[Source records]
· · ·
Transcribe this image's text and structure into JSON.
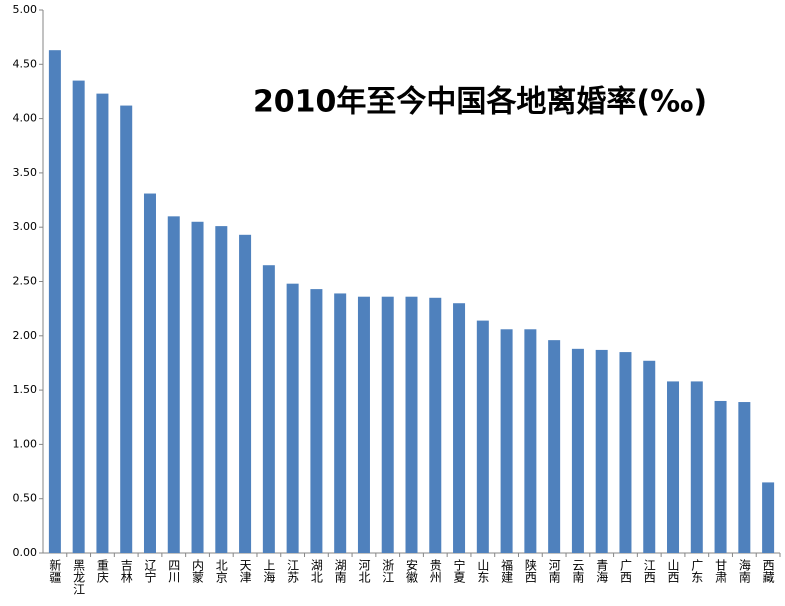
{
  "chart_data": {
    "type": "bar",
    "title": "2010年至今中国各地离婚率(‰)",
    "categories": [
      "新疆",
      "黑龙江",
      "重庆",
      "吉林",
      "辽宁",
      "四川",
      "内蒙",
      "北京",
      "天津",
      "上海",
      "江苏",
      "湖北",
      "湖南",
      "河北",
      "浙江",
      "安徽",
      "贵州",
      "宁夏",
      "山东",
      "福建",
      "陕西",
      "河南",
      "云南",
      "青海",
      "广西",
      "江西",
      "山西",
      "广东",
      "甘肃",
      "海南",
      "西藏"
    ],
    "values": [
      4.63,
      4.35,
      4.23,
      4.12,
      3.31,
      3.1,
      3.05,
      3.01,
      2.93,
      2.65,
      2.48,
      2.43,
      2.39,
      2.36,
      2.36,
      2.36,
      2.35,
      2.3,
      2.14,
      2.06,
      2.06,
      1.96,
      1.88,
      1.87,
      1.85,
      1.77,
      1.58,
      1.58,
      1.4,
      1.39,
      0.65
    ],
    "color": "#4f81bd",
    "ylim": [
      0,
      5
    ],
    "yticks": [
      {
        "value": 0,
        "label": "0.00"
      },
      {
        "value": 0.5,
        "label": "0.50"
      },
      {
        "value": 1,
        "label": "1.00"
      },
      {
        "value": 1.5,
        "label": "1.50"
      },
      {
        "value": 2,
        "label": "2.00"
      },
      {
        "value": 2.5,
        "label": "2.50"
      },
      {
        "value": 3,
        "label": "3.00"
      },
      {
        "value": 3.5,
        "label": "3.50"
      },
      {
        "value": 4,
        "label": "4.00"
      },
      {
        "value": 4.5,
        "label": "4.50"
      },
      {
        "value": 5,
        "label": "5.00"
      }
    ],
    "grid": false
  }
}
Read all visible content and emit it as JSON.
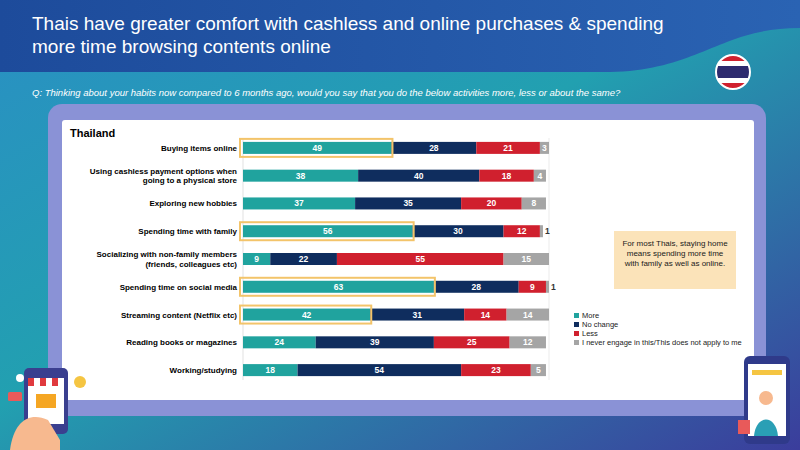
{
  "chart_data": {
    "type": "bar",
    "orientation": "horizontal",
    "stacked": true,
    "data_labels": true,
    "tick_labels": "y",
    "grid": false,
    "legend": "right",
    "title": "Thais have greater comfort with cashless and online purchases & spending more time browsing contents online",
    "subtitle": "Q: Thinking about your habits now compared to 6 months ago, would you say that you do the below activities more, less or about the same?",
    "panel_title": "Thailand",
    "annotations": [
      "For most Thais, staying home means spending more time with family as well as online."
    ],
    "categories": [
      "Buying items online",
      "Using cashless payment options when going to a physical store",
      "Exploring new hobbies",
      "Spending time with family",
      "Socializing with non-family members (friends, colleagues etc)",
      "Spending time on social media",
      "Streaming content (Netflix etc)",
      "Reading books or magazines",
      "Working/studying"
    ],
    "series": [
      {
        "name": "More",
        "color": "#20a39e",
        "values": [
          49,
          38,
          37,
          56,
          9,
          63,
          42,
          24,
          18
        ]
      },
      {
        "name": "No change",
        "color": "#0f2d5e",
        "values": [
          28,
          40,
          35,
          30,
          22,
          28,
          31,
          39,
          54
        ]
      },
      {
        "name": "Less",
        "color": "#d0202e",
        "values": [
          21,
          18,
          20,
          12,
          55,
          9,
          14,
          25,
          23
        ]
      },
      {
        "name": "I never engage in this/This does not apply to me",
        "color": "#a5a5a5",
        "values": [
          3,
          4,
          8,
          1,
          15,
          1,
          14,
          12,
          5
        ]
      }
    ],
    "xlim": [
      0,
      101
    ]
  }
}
· · ·
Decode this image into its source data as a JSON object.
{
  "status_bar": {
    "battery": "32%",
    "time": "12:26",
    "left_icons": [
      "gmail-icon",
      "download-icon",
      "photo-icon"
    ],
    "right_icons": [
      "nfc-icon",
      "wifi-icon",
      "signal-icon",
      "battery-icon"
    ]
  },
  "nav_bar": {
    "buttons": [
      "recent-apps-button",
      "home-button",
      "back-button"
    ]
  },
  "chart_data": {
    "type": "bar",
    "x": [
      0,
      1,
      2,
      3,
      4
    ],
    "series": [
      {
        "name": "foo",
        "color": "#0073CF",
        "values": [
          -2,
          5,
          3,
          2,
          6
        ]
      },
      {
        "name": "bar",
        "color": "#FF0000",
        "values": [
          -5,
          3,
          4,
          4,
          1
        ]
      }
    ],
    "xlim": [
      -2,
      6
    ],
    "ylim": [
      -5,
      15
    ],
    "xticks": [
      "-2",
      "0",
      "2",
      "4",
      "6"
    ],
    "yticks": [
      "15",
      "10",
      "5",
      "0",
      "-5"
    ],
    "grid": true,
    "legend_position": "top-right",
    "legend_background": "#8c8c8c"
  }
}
· · ·
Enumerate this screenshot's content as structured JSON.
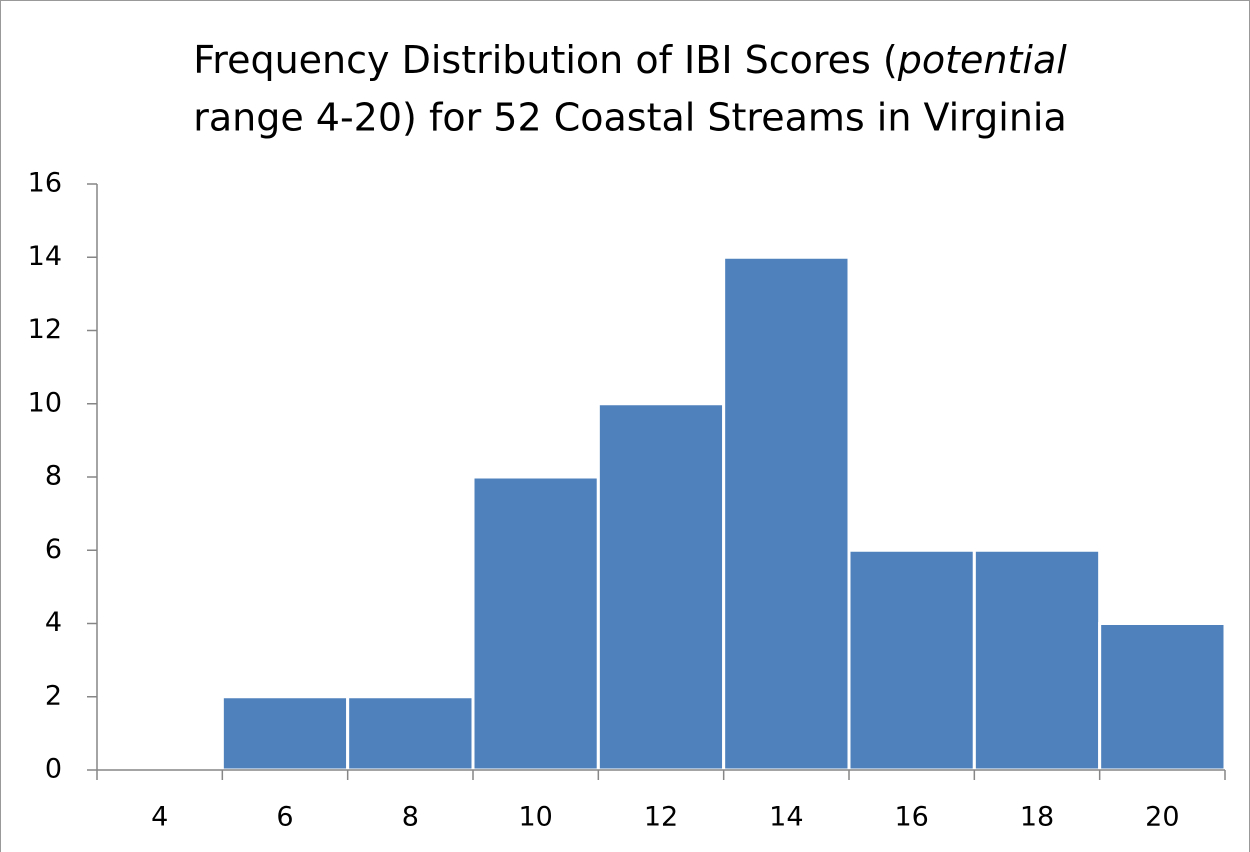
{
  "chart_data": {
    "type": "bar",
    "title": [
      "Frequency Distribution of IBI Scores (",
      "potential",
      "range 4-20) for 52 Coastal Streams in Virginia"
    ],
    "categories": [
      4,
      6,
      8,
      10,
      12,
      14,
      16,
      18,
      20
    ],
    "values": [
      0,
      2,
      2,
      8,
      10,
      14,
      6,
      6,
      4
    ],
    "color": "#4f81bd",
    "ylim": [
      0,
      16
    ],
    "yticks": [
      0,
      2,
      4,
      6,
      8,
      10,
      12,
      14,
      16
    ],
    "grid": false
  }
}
· · ·
» Task objective: Working from the listing above, pick out every line that has "into" and copy it.

» Worked solution:
Transcribe this image's text and structure into JSON.
Decode this image into its source data as a JSON object.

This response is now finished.